**What you will do:** Copy all the material below, exactly as it stands.

+ + + + +

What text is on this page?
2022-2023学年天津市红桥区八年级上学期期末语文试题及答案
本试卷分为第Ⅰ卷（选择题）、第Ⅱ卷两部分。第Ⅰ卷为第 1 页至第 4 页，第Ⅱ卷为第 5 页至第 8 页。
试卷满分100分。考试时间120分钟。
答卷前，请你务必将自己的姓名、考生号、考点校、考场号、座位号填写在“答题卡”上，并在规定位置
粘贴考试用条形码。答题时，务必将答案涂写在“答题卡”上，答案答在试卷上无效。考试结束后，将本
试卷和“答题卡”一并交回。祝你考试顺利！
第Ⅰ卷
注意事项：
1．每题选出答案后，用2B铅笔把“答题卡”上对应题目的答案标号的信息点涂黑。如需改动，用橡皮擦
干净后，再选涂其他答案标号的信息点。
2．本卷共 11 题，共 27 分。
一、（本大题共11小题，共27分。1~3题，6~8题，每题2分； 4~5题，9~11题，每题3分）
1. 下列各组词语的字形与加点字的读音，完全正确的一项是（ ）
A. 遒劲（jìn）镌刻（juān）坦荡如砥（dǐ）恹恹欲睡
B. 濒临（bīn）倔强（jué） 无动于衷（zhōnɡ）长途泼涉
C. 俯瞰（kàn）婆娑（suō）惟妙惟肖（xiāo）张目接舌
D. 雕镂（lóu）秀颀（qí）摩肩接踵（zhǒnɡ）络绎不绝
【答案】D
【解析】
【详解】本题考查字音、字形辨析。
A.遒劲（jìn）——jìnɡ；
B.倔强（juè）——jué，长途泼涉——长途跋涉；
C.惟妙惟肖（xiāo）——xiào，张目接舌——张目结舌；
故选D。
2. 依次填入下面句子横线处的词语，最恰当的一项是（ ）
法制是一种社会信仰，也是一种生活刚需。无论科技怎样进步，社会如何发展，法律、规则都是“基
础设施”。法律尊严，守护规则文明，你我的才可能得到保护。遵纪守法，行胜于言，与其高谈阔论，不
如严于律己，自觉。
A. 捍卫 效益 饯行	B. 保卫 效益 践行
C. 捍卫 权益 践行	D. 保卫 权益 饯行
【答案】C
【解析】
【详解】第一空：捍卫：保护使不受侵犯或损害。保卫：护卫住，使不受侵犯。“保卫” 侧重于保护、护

+ + + + +

**Solution:**
What text is on this page?
2022-2023学年天津市红桥区八年级上学期期末语文试题及答案
本试卷分为第Ⅰ卷（选择题）、第Ⅱ卷两部分。第Ⅰ卷为第 1 页至第 4 页，第Ⅱ卷为第 5 页至第 8 页。
试卷满分100分。考试时间120分钟。
答卷前，请你务必将自己的姓名、考生号、考点校、考场号、座位号填写在“答题卡”上，并在规定位置
粘贴考试用条形码。答题时，务必将答案涂写在“答题卡”上，答案答在试卷上无效。考试结束后，将本
试卷和“答题卡”一并交回。祝你考试顺利！
第Ⅰ卷
注意事项：
1．每题选出答案后，用2B铅笔把“答题卡”上对应题目的答案标号的信息点涂黑。如需改动，用橡皮擦
干净后，再选涂其他答案标号的信息点。
2．本卷共 11 题，共 27 分。
一、（本大题共11小题，共27分。1~3题，6~8题，每题2分； 4~5题，9~11题，每题3分）
1. 下列各组词语的字形与加点字的读音，完全正确的一项是（ ）
A. 遒劲（jìn）镌刻（juān）坦荡如砥（dǐ）恹恹欲睡
B. 濒临（bīn）倔强（jué） 无动于衷（zhōnɡ）长途泼涉
C. 俯瞰（kàn）婆娑（suō）惟妙惟肖（xiāo）张目接舌
D. 雕镂（lóu）秀颀（qí）摩肩接踵（zhǒnɡ）络绎不绝
【答案】D
【解析】
【详解】本题考查字音、字形辨析。
A.遒劲（jìn）——jìnɡ；
B.倔强（juè）——jué，长途泼涉——长途跋涉；
C.惟妙惟肖（xiāo）——xiào，张目接舌——张目结舌；
故选D。
2. 依次填入下面句子横线处的词语，最恰当的一项是（ ）
法制是一种社会信仰，也是一种生活刚需。无论科技怎样进步，社会如何发展，法律、规则都是“基
础设施”。法律尊严，守护规则文明，你我的才可能得到保护。遵纪守法，行胜于言，与其高谈阔论，不
如严于律己，自觉。
A. 捍卫 效益 饯行	B. 保卫 效益 践行
C. 捍卫 权益 践行	D. 保卫 权益 饯行
【答案】C
【解析】
【详解】第一空：捍卫：保护使不受侵犯或损害。保卫：护卫住，使不受侵犯。“保卫” 侧重于保护、护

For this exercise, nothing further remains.